EXERCISE PROMPT: Reproduce the entire listing word for word.

EXTRACTED INFORMATION:
• • • •

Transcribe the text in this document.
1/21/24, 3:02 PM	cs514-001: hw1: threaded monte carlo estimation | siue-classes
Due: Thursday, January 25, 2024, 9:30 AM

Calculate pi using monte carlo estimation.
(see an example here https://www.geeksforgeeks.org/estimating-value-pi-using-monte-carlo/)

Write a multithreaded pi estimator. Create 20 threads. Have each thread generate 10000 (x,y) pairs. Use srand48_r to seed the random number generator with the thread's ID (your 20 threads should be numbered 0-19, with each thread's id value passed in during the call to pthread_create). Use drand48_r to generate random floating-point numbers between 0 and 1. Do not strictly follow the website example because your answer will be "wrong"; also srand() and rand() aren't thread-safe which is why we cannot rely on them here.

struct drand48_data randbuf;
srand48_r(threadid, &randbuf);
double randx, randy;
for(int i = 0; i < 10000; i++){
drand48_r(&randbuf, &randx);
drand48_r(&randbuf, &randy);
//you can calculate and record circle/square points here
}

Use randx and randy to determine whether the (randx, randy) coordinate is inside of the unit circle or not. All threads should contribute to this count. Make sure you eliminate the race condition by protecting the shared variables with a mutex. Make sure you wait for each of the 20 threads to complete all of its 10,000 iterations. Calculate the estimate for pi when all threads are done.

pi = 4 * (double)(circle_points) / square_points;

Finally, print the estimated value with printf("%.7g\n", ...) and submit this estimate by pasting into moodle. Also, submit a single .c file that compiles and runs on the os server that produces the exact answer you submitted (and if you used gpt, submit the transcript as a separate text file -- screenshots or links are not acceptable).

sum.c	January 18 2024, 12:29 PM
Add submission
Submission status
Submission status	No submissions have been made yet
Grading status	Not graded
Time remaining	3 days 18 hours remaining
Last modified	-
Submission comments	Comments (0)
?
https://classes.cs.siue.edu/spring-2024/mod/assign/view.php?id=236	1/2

• • • •

EXPECTED ANSWER:
Transcribe the text in this document.
1/21/24, 3:02 PM	cs514-001: hw1: threaded monte carlo estimation | siue-classes
Due: Thursday, January 25, 2024, 9:30 AM

Calculate pi using monte carlo estimation.
(see an example here https://www.geeksforgeeks.org/estimating-value-pi-using-monte-carlo/)

Write a multithreaded pi estimator. Create 20 threads. Have each thread generate 10000 (x,y) pairs. Use srand48_r to seed the random number generator with the thread's ID (your 20 threads should be numbered 0-19, with each thread's id value passed in during the call to pthread_create). Use drand48_r to generate random floating-point numbers between 0 and 1. Do not strictly follow the website example because your answer will be "wrong"; also srand() and rand() aren't thread-safe which is why we cannot rely on them here.

struct drand48_data randbuf;
srand48_r(threadid, &randbuf);
double randx, randy;
for(int i = 0; i < 10000; i++){
drand48_r(&randbuf, &randx);
drand48_r(&randbuf, &randy);
//you can calculate and record circle/square points here
}

Use randx and randy to determine whether the (randx, randy) coordinate is inside of the unit circle or not. All threads should contribute to this count. Make sure you eliminate the race condition by protecting the shared variables with a mutex. Make sure you wait for each of the 20 threads to complete all of its 10,000 iterations. Calculate the estimate for pi when all threads are done.

pi = 4 * (double)(circle_points) / square_points;

Finally, print the estimated value with printf("%.7g\n", ...) and submit this estimate by pasting into moodle. Also, submit a single .c file that compiles and runs on the os server that produces the exact answer you submitted (and if you used gpt, submit the transcript as a separate text file -- screenshots or links are not acceptable).

sum.c	January 18 2024, 12:29 PM
Add submission
Submission status
Submission status	No submissions have been made yet
Grading status	Not graded
Time remaining	3 days 18 hours remaining
Last modified	-
Submission comments	Comments (0)
?
https://classes.cs.siue.edu/spring-2024/mod/assign/view.php?id=236	1/2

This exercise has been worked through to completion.